═════ Supplied material

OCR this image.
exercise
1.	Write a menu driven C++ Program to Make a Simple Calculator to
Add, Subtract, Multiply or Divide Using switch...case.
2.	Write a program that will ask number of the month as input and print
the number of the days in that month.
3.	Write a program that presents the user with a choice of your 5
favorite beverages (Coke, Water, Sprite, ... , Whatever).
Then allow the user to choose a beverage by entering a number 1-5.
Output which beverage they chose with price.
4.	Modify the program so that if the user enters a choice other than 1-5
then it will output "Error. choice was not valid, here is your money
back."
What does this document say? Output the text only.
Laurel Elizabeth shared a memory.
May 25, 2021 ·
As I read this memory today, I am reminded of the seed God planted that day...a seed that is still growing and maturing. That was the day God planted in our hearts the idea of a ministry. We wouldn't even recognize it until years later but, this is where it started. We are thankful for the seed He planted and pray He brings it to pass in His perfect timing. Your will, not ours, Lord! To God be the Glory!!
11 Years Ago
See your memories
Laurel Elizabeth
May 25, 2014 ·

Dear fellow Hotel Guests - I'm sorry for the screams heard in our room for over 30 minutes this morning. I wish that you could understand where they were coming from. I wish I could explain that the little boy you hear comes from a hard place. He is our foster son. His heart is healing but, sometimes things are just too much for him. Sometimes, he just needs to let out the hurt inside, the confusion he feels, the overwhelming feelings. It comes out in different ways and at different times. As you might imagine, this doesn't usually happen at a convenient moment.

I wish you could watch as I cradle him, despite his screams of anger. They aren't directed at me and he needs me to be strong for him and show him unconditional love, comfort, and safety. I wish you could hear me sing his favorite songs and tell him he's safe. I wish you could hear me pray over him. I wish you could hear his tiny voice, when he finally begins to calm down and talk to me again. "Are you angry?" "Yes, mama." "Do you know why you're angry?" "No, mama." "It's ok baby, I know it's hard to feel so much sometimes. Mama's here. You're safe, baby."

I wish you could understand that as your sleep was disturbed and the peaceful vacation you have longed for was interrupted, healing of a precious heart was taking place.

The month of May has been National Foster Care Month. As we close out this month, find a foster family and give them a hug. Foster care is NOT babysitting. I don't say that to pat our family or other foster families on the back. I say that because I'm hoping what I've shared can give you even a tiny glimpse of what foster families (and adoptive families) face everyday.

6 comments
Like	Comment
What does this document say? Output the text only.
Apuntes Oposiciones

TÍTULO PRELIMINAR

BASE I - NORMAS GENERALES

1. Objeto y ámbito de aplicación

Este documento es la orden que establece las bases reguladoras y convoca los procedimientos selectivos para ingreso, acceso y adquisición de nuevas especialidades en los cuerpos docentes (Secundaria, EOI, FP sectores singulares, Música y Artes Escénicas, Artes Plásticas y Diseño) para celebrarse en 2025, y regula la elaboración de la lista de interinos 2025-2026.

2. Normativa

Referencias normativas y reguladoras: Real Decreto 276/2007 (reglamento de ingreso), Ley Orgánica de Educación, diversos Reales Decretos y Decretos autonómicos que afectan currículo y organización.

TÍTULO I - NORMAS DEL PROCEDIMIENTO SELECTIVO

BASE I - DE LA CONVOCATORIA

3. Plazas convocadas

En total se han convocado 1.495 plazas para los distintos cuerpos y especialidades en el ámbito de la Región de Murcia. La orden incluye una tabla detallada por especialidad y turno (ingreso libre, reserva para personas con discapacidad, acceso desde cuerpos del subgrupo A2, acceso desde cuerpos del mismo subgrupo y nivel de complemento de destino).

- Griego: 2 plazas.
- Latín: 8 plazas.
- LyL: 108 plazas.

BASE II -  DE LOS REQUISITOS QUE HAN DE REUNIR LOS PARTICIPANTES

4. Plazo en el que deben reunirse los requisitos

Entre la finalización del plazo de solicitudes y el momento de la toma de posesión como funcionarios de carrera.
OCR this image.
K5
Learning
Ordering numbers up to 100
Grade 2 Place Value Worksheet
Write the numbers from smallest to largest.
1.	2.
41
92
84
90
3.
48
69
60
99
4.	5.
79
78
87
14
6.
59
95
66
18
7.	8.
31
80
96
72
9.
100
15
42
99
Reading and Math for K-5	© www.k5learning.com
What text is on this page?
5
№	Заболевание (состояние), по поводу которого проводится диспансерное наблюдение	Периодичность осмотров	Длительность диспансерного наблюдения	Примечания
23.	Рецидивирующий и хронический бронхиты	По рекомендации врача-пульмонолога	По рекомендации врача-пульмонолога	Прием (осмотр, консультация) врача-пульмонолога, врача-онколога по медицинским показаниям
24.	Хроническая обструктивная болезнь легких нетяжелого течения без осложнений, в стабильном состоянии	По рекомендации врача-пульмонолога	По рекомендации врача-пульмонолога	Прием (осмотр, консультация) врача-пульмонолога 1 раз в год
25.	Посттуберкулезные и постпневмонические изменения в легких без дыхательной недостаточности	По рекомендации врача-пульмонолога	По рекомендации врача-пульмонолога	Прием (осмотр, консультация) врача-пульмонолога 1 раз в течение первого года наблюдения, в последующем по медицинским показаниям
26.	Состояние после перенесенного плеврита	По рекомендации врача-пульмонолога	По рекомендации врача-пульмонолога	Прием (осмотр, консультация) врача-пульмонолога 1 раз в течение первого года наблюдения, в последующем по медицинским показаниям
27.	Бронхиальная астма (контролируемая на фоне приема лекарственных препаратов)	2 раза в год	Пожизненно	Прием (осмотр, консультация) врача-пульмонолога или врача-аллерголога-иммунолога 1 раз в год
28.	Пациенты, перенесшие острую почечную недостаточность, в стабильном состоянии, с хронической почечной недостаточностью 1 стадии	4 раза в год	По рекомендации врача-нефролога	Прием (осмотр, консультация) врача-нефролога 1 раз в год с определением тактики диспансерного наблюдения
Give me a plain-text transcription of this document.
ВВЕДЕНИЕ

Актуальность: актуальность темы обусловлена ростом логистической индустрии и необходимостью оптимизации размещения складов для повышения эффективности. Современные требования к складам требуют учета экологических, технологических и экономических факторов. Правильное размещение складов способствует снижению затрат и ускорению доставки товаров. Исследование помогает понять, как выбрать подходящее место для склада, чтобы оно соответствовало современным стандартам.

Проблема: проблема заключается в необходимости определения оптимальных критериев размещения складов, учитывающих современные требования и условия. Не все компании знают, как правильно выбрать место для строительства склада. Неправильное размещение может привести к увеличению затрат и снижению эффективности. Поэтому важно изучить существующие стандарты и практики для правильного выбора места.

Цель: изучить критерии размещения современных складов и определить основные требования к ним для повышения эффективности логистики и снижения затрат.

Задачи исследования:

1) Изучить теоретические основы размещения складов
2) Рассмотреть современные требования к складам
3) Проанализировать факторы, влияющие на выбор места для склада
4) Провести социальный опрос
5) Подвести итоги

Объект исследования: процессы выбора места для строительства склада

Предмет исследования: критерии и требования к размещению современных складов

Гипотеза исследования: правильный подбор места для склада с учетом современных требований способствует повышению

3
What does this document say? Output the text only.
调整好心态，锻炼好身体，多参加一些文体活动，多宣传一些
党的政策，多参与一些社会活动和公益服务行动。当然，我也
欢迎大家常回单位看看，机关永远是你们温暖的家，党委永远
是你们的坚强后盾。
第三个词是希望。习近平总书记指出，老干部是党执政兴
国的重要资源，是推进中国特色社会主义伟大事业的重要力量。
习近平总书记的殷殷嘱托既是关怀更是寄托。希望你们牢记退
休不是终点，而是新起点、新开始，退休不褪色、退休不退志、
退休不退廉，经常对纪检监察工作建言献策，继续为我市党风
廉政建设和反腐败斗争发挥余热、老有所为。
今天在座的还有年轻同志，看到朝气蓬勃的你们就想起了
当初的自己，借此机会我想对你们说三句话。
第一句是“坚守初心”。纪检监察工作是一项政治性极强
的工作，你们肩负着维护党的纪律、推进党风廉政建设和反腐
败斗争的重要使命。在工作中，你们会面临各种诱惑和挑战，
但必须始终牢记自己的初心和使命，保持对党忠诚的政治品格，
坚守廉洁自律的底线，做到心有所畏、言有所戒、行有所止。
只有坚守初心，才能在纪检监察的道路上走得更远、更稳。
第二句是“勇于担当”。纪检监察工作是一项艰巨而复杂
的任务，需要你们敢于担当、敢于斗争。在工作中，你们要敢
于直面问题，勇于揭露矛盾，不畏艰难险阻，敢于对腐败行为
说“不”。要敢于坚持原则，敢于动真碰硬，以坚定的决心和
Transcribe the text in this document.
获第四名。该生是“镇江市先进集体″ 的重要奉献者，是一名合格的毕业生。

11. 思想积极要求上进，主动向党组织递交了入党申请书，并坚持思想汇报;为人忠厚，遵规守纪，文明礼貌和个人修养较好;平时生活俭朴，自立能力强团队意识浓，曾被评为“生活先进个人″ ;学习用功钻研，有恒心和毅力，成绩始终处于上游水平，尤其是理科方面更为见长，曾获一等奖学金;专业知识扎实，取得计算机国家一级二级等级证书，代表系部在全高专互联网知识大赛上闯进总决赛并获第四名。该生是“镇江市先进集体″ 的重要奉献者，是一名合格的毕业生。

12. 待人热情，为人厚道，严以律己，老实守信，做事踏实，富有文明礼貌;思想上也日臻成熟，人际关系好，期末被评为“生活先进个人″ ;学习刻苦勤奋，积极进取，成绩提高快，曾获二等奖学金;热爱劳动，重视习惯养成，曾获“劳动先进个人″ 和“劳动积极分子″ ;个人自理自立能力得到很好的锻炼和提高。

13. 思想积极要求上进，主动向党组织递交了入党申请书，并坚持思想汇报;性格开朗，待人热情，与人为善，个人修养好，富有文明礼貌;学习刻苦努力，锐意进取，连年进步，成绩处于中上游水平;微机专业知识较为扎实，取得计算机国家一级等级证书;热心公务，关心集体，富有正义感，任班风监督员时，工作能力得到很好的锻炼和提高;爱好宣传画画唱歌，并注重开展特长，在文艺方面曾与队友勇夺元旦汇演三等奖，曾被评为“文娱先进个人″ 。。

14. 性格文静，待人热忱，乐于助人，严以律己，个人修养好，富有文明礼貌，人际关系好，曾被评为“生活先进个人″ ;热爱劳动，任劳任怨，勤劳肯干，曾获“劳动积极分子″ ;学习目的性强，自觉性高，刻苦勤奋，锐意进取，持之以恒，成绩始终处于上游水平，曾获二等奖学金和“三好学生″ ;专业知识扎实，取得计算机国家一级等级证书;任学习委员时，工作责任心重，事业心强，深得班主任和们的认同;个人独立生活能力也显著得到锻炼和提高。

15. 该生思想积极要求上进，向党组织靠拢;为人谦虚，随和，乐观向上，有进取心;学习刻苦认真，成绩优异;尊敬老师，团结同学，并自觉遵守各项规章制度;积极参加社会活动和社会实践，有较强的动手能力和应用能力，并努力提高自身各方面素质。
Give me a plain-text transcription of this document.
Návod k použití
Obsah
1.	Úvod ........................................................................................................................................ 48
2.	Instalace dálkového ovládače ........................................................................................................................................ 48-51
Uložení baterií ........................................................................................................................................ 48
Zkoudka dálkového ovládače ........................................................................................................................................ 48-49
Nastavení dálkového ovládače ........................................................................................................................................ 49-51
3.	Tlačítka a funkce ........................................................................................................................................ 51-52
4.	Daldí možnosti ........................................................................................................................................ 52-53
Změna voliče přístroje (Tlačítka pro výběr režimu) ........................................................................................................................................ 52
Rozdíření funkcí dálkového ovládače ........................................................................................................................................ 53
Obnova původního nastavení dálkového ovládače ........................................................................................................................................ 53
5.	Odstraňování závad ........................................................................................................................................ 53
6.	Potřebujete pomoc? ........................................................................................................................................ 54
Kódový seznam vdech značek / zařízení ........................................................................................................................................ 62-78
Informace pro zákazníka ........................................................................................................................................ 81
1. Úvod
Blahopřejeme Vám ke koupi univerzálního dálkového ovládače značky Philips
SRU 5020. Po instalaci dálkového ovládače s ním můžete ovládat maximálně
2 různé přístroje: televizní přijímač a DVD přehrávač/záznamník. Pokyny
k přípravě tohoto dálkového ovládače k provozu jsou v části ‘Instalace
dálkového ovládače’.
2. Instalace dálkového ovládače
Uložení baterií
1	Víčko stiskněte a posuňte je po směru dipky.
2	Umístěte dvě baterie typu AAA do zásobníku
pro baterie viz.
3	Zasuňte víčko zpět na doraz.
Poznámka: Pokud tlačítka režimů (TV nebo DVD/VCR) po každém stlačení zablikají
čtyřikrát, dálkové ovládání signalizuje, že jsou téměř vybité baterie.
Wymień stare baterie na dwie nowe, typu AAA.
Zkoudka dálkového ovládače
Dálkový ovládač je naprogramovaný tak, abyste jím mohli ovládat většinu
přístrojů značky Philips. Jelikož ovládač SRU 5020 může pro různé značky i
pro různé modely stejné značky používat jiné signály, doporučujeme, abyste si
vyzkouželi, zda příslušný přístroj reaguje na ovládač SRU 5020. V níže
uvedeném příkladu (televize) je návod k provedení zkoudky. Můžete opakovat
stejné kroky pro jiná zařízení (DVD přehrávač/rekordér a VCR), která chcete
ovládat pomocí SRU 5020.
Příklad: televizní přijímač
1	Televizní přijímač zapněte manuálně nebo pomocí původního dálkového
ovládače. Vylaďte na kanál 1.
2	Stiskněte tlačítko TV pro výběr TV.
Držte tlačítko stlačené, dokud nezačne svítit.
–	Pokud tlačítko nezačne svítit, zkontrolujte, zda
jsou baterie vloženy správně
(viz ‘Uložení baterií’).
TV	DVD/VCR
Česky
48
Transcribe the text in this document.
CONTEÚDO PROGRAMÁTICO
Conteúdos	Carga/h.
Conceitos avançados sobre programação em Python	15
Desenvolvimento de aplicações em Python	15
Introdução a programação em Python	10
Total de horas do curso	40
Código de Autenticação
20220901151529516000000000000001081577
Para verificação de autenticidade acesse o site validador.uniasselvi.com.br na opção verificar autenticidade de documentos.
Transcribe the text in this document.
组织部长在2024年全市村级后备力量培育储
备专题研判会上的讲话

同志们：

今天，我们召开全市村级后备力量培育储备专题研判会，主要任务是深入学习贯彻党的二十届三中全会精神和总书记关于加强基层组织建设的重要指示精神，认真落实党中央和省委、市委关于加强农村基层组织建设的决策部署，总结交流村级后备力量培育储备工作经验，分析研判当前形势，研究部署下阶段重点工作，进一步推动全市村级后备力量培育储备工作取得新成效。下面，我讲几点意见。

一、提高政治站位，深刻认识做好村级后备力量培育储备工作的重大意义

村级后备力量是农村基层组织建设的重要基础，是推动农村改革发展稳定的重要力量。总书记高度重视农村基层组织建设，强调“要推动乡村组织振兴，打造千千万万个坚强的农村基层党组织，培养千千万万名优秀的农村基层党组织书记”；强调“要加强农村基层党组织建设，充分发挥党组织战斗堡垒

══════════

> [Task to carry out]: Extract every line that has the string "Laurel" in it.

> [Full response]:
Laurel Elizabeth shared a memory.
Laurel Elizabeth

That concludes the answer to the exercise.